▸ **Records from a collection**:
--------------------------------------------------

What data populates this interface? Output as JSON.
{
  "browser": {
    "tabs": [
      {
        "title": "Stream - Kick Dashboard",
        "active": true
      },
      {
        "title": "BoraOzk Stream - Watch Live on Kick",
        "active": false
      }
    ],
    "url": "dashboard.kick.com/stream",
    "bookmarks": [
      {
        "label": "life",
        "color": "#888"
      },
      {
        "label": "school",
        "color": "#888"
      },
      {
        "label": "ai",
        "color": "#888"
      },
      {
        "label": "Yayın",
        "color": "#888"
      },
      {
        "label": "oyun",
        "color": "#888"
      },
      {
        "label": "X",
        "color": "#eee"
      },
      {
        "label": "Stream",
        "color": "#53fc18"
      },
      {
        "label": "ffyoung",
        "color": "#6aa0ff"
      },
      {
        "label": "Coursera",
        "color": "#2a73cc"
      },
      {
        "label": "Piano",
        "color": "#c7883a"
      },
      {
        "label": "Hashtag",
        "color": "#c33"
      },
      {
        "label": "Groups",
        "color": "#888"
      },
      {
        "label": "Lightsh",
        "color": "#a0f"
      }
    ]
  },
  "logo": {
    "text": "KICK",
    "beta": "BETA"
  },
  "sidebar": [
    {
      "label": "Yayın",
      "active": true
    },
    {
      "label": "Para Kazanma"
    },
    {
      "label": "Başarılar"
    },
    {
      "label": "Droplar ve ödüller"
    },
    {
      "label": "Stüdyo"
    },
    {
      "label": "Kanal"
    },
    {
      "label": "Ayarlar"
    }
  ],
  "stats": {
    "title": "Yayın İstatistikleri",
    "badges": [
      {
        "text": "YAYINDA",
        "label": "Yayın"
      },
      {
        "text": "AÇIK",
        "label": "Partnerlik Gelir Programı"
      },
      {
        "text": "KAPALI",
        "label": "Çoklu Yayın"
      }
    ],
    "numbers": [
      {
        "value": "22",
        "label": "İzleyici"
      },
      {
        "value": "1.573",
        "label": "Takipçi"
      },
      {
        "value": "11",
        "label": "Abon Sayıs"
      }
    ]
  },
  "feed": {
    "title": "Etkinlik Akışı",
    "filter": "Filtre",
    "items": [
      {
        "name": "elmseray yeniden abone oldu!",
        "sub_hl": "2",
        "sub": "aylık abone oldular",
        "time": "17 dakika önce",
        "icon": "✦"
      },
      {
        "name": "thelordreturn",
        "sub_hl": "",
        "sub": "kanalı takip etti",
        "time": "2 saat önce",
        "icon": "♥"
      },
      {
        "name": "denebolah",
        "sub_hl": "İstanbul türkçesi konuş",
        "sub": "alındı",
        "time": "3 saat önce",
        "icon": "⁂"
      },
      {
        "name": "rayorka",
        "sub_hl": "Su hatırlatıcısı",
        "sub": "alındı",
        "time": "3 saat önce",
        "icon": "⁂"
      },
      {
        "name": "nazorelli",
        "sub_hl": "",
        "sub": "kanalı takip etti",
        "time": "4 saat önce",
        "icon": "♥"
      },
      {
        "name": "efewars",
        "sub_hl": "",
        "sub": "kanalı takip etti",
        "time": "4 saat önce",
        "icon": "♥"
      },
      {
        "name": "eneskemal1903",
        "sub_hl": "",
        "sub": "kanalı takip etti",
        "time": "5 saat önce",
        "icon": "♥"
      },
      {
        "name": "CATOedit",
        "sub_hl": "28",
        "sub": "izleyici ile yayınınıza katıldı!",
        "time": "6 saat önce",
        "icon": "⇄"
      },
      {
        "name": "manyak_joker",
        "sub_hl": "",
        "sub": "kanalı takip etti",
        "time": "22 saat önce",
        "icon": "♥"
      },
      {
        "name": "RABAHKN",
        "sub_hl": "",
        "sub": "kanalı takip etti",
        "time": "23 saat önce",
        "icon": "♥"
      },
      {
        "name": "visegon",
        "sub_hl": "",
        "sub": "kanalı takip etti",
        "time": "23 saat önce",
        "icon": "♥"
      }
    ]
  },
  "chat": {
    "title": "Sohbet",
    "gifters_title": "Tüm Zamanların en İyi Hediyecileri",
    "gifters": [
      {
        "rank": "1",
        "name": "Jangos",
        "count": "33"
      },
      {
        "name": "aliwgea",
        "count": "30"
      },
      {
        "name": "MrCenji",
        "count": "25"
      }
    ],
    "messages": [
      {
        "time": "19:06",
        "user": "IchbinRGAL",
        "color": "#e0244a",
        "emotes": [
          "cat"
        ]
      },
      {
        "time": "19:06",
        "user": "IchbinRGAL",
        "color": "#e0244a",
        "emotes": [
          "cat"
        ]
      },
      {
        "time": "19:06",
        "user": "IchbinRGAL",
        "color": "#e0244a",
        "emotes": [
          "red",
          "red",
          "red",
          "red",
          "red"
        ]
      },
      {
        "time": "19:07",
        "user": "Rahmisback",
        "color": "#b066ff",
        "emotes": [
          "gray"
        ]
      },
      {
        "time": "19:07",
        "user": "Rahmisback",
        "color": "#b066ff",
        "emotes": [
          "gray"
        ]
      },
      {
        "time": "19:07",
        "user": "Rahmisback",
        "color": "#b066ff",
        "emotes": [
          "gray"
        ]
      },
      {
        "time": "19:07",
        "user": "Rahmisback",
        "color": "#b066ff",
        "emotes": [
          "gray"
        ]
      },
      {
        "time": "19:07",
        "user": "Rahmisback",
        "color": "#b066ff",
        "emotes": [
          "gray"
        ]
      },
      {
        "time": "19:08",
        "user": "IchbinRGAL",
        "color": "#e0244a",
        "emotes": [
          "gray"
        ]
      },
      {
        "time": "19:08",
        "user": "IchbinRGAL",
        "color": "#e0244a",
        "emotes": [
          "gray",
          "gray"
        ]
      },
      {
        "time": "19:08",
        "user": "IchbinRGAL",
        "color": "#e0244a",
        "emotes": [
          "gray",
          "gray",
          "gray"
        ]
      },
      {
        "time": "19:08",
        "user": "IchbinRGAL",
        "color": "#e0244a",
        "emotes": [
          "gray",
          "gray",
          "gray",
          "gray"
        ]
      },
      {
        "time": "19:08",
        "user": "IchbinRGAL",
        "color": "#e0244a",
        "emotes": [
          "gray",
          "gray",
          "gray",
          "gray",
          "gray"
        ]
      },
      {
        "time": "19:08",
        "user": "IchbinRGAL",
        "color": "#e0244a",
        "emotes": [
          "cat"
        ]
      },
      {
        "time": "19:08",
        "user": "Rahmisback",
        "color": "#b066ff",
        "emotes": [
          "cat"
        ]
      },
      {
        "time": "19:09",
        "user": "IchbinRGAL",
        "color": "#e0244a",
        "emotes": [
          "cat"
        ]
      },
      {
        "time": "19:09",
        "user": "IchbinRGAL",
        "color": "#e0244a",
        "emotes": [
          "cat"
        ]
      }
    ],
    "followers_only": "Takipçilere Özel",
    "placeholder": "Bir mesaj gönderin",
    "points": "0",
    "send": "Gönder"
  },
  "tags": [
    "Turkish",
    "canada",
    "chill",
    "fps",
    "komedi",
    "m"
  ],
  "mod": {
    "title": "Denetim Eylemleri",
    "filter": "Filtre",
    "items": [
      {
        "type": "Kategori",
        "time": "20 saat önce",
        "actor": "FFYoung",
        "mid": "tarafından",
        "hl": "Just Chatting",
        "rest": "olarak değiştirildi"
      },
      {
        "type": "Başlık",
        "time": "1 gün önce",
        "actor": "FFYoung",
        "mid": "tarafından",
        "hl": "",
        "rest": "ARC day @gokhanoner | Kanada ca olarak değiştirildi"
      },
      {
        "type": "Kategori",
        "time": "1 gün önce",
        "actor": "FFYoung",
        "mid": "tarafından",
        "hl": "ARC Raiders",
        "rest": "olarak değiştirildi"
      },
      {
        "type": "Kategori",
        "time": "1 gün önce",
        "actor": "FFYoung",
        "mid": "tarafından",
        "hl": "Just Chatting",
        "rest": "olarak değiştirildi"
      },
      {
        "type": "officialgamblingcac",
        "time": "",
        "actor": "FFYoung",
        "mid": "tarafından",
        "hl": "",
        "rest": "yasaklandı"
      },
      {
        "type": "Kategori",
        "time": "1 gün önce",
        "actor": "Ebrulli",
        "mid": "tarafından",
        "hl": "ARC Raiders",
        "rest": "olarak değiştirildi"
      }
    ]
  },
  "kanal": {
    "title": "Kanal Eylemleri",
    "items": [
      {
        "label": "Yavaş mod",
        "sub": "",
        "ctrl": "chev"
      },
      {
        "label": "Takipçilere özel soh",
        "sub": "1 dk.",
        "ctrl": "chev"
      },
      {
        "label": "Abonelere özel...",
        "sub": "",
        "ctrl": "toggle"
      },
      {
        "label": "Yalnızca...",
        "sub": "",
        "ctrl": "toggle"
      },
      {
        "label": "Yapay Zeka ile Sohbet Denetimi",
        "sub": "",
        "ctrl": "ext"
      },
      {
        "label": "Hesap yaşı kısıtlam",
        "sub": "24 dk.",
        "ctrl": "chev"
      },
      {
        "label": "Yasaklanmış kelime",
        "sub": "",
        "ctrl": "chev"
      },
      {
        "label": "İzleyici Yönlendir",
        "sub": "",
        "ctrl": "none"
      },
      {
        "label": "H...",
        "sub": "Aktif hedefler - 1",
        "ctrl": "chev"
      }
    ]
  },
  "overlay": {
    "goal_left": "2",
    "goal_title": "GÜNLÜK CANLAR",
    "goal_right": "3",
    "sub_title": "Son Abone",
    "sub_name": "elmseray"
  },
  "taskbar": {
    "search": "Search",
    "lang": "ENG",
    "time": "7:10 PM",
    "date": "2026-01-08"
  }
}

--------------------------------------------------

▸ **YOUR INSTRUCTIONS**: Say how many lines in the entries contain the string "text", and say nothing else.

▸ **REPLY**: 4